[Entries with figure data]
# # #
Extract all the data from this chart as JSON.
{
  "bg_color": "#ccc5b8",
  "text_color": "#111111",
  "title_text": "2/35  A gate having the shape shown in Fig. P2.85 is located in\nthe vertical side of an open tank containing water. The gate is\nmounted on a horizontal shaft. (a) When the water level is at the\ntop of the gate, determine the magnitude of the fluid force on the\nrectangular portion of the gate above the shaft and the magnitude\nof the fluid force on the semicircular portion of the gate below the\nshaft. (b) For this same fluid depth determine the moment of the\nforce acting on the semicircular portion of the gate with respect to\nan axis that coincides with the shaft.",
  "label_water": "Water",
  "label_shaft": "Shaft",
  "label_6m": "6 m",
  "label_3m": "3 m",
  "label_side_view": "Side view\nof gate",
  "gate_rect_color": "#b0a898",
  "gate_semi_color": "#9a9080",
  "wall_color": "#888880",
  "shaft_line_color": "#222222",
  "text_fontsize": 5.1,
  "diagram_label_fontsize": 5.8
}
# # #
DIRECTIONS FOR THIS TASK
Exactly as written, please output every entry.

FINISHED EXERCISE
Extract all the data from this chart as JSON.
{
  "bg_color": "#ccc5b8",
  "text_color": "#111111",
  "title_text": "2/35  A gate having the shape shown in Fig. P2.85 is located in\nthe vertical side of an open tank containing water. The gate is\nmounted on a horizontal shaft. (a) When the water level is at the\ntop of the gate, determine the magnitude of the fluid force on the\nrectangular portion of the gate above the shaft and the magnitude\nof the fluid force on the semicircular portion of the gate below the\nshaft. (b) For this same fluid depth determine the moment of the\nforce acting on the semicircular portion of the gate with respect to\nan axis that coincides with the shaft.",
  "label_water": "Water",
  "label_shaft": "Shaft",
  "label_6m": "6 m",
  "label_3m": "3 m",
  "label_side_view": "Side view\nof gate",
  "gate_rect_color": "#b0a898",
  "gate_semi_color": "#9a9080",
  "wall_color": "#888880",
  "shaft_line_color": "#222222",
  "text_fontsize": 5.1,
  "diagram_label_fontsize": 5.8
}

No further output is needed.